Restate the data exactly as given and keep the pictures out.

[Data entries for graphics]
<<<<
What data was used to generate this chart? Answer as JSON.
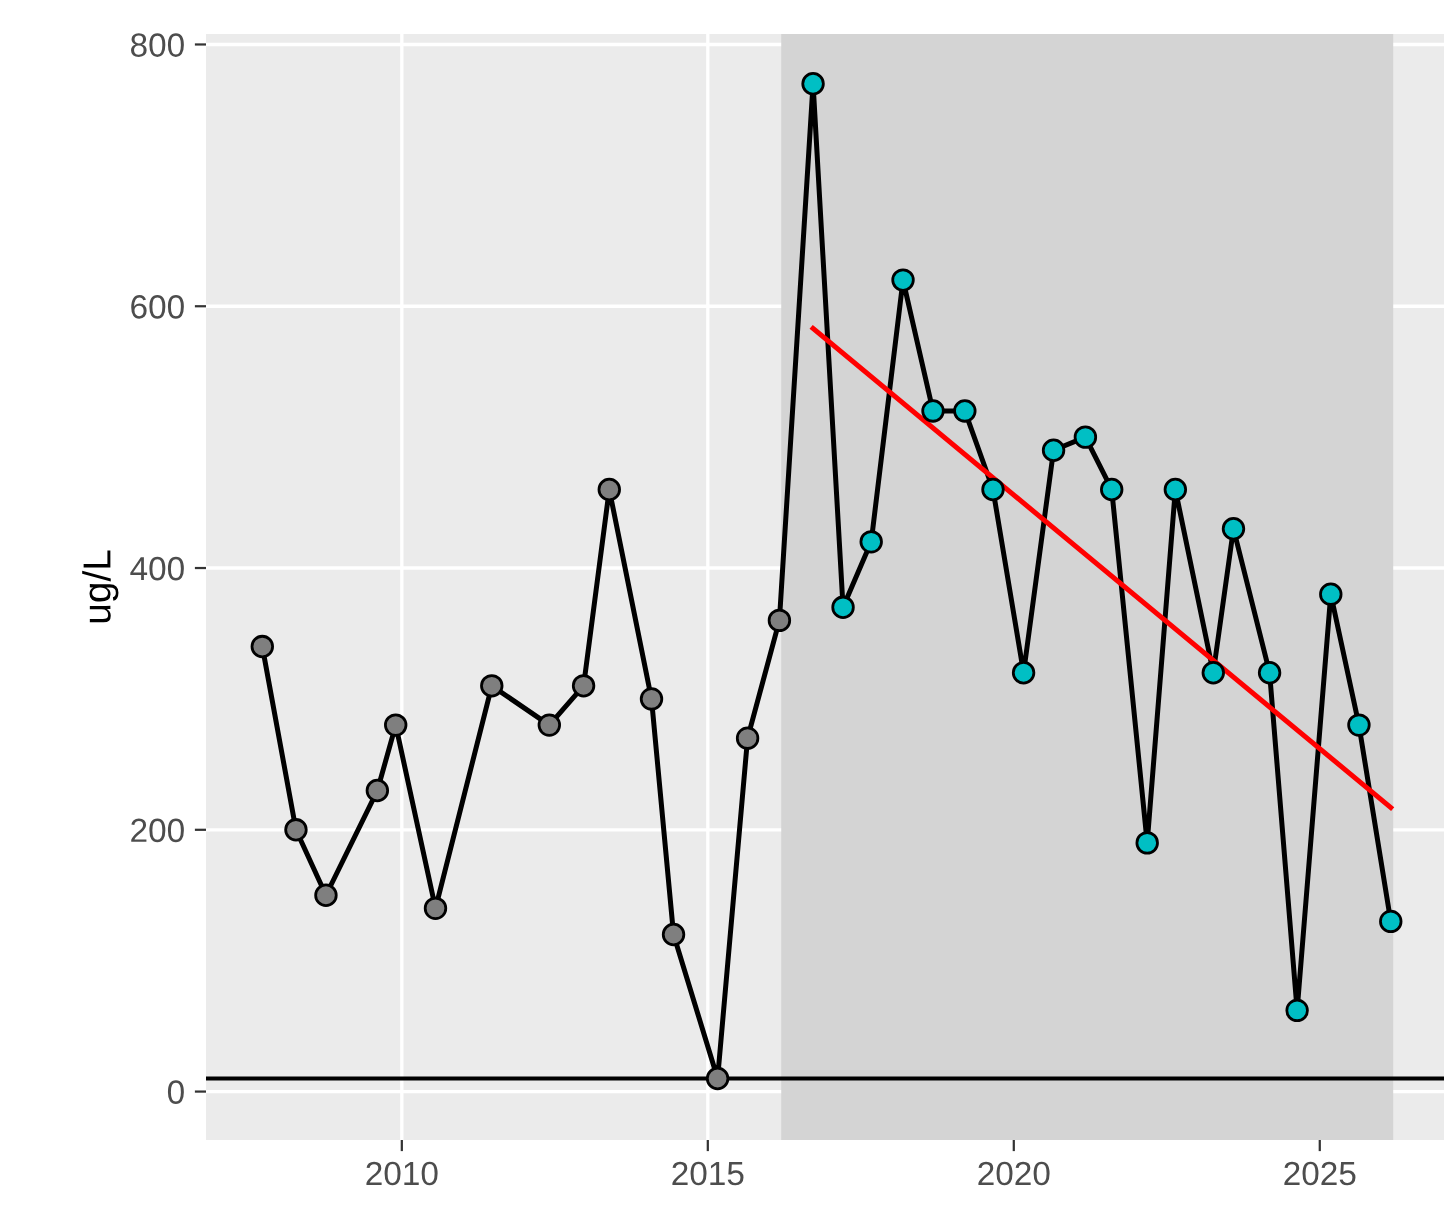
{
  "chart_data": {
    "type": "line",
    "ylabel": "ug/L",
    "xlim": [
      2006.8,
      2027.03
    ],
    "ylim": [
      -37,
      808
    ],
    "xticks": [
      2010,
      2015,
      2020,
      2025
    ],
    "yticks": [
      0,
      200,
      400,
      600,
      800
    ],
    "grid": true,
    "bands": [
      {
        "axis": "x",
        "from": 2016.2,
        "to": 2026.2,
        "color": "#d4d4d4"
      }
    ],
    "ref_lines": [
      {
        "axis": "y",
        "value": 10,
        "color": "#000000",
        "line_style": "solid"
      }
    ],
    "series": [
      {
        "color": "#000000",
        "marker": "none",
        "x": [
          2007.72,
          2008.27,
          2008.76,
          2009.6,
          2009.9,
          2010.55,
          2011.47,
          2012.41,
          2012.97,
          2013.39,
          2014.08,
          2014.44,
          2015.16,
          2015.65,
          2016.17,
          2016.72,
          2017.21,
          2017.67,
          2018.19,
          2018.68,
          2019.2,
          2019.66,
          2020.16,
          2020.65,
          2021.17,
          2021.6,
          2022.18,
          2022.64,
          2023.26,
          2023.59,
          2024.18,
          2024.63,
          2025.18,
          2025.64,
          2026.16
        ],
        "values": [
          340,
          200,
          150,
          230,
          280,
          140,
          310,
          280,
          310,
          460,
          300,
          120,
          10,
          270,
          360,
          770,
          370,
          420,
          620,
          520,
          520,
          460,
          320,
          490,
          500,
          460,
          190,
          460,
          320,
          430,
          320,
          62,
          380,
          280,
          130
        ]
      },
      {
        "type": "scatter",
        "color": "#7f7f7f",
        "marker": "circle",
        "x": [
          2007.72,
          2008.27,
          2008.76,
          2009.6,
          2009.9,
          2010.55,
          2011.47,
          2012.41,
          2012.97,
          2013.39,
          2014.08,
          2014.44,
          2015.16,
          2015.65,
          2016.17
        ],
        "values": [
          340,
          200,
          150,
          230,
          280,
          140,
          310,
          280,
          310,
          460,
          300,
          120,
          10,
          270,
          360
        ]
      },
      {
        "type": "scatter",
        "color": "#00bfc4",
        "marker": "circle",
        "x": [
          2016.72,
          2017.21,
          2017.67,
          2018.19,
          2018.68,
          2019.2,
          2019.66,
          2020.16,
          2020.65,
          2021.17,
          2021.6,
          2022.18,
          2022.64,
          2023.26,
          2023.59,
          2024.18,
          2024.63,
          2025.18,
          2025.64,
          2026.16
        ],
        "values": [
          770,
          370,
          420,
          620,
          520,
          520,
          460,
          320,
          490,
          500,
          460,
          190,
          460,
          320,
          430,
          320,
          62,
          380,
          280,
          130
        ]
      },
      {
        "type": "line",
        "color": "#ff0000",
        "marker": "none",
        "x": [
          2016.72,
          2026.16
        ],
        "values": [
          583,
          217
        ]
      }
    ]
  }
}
>>>>
Exercise output:
What data was used to generate this chart? Answer as JSON.
{
  "chart_data": {
    "type": "line",
    "ylabel": "ug/L",
    "xlim": [
      2006.8,
      2027.03
    ],
    "ylim": [
      -37,
      808
    ],
    "xticks": [
      2010,
      2015,
      2020,
      2025
    ],
    "yticks": [
      0,
      200,
      400,
      600,
      800
    ],
    "grid": true,
    "bands": [
      {
        "axis": "x",
        "from": 2016.2,
        "to": 2026.2,
        "color": "#d4d4d4"
      }
    ],
    "ref_lines": [
      {
        "axis": "y",
        "value": 10,
        "color": "#000000",
        "line_style": "solid"
      }
    ],
    "series": [
      {
        "color": "#000000",
        "marker": "none",
        "x": [
          2007.72,
          2008.27,
          2008.76,
          2009.6,
          2009.9,
          2010.55,
          2011.47,
          2012.41,
          2012.97,
          2013.39,
          2014.08,
          2014.44,
          2015.16,
          2015.65,
          2016.17,
          2016.72,
          2017.21,
          2017.67,
          2018.19,
          2018.68,
          2019.2,
          2019.66,
          2020.16,
          2020.65,
          2021.17,
          2021.6,
          2022.18,
          2022.64,
          2023.26,
          2023.59,
          2024.18,
          2024.63,
          2025.18,
          2025.64,
          2026.16
        ],
        "values": [
          340,
          200,
          150,
          230,
          280,
          140,
          310,
          280,
          310,
          460,
          300,
          120,
          10,
          270,
          360,
          770,
          370,
          420,
          620,
          520,
          520,
          460,
          320,
          490,
          500,
          460,
          190,
          460,
          320,
          430,
          320,
          62,
          380,
          280,
          130
        ]
      },
      {
        "type": "scatter",
        "color": "#7f7f7f",
        "marker": "circle",
        "x": [
          2007.72,
          2008.27,
          2008.76,
          2009.6,
          2009.9,
          2010.55,
          2011.47,
          2012.41,
          2012.97,
          2013.39,
          2014.08,
          2014.44,
          2015.16,
          2015.65,
          2016.17
        ],
        "values": [
          340,
          200,
          150,
          230,
          280,
          140,
          310,
          280,
          310,
          460,
          300,
          120,
          10,
          270,
          360
        ]
      },
      {
        "type": "scatter",
        "color": "#00bfc4",
        "marker": "circle",
        "x": [
          2016.72,
          2017.21,
          2017.67,
          2018.19,
          2018.68,
          2019.2,
          2019.66,
          2020.16,
          2020.65,
          2021.17,
          2021.6,
          2022.18,
          2022.64,
          2023.26,
          2023.59,
          2024.18,
          2024.63,
          2025.18,
          2025.64,
          2026.16
        ],
        "values": [
          770,
          370,
          420,
          620,
          520,
          520,
          460,
          320,
          490,
          500,
          460,
          190,
          460,
          320,
          430,
          320,
          62,
          380,
          280,
          130
        ]
      },
      {
        "type": "line",
        "color": "#ff0000",
        "marker": "none",
        "x": [
          2016.72,
          2026.16
        ],
        "values": [
          583,
          217
        ]
      }
    ]
  }
}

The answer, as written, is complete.